- _Problem requirements_: Return all lines where the word "title" can be found.

- _Dataset rows about figures_:
---------------
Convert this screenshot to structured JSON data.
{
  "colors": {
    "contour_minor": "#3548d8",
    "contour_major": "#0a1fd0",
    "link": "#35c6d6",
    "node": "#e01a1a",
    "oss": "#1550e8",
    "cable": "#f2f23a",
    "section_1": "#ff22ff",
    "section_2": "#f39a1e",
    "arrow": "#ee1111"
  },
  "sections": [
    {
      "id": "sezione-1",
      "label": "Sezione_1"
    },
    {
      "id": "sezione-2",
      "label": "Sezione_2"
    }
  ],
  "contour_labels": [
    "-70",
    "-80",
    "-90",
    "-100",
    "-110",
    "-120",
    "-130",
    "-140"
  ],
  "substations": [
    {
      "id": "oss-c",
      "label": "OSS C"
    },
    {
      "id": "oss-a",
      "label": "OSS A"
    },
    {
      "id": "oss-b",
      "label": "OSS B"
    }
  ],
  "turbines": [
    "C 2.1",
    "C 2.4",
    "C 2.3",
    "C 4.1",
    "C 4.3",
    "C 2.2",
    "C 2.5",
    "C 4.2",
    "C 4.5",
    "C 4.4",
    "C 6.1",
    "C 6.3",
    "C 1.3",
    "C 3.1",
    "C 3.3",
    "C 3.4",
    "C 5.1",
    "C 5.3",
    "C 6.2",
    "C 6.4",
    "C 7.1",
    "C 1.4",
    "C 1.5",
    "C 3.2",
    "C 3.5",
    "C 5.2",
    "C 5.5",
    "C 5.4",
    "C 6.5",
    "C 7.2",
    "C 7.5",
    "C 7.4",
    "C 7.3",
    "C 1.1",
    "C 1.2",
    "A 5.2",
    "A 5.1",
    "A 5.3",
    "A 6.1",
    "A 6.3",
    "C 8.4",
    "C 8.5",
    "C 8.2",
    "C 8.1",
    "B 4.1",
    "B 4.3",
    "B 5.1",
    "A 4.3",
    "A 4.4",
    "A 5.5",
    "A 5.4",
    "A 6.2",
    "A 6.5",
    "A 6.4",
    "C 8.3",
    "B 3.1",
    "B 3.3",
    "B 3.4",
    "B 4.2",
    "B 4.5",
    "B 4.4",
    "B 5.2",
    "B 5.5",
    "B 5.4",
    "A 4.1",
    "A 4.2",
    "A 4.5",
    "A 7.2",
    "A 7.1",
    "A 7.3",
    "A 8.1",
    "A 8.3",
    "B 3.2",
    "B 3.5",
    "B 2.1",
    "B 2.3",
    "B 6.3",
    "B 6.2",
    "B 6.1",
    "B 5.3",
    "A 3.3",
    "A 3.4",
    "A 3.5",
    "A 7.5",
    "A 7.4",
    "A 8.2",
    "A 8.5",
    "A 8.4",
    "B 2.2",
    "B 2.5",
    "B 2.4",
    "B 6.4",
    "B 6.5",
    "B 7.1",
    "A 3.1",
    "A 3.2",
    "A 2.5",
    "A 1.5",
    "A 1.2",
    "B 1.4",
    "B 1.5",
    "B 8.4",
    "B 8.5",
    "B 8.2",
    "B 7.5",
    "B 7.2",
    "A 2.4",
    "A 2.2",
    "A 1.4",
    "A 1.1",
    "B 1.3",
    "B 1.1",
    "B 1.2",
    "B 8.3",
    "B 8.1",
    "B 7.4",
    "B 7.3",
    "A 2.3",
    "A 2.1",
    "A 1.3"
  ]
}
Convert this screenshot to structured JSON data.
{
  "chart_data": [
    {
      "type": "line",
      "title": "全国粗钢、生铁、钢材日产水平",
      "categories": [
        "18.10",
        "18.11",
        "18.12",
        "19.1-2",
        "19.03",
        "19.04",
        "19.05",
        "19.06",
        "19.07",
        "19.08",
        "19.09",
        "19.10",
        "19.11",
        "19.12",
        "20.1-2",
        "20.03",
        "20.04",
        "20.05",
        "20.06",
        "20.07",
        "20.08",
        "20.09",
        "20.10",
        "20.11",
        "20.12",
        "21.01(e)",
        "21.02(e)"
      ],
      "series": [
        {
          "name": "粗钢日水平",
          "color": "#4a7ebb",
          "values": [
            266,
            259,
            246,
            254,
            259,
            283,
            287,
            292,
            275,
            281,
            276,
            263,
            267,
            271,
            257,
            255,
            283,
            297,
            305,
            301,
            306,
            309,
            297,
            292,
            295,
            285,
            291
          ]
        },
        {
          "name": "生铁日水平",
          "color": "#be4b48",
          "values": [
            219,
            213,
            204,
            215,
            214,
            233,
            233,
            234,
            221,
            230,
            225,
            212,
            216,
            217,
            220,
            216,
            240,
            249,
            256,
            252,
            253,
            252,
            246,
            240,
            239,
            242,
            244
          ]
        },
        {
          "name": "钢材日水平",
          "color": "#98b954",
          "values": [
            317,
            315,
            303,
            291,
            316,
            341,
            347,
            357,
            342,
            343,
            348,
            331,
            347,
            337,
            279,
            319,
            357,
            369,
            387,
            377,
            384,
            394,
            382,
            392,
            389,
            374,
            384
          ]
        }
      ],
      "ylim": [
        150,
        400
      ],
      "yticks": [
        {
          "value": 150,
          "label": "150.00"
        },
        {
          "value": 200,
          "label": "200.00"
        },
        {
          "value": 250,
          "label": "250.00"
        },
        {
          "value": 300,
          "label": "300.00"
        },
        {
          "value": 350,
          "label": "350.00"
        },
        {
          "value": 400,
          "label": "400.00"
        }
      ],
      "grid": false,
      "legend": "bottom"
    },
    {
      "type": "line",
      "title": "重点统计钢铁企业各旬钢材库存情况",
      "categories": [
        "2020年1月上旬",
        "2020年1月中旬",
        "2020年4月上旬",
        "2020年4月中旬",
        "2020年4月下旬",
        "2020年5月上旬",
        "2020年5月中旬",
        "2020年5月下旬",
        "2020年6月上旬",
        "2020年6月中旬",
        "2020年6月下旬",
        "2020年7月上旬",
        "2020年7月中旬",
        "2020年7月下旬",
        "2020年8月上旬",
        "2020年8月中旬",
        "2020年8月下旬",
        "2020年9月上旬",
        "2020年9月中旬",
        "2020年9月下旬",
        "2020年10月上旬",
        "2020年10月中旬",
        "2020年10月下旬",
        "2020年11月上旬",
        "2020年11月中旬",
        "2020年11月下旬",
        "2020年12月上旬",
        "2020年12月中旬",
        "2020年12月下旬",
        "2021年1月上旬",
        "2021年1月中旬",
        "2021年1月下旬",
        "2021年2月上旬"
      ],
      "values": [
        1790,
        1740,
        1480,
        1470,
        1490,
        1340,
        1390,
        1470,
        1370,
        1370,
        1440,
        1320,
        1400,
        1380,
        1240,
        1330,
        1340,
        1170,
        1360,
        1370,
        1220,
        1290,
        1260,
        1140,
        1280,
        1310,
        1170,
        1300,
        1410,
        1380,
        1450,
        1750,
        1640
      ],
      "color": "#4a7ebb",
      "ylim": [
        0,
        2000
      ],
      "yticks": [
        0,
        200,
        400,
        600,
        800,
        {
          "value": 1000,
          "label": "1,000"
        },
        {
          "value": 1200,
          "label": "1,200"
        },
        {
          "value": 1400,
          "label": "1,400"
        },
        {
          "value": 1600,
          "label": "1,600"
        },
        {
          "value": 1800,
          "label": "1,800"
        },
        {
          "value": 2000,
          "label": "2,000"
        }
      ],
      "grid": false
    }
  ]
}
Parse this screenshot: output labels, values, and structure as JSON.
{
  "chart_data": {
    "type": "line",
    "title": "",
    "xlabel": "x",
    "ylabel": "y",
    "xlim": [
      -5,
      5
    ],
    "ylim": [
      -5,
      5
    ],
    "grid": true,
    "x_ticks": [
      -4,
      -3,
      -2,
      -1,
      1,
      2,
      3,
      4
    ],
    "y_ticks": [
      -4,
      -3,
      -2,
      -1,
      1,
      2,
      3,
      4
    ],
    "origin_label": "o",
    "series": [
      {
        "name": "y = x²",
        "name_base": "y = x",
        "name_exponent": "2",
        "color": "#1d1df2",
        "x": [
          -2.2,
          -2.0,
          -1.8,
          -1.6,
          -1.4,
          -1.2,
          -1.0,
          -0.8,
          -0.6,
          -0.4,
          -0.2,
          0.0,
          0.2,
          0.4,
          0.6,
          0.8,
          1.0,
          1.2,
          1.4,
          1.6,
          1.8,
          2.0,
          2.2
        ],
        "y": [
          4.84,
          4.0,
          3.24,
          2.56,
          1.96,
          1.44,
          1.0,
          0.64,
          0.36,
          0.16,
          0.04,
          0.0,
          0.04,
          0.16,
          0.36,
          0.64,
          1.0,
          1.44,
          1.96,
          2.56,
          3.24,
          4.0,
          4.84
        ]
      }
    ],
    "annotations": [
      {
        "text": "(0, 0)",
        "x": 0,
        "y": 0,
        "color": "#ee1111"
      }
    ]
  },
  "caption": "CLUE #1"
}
---------------
- _Solution to the exercise_:
      "title": "全国粗钢、生铁、钢材日产水平",
      "title": "重点统计钢铁企业各旬钢材库存情况",
    "title": "",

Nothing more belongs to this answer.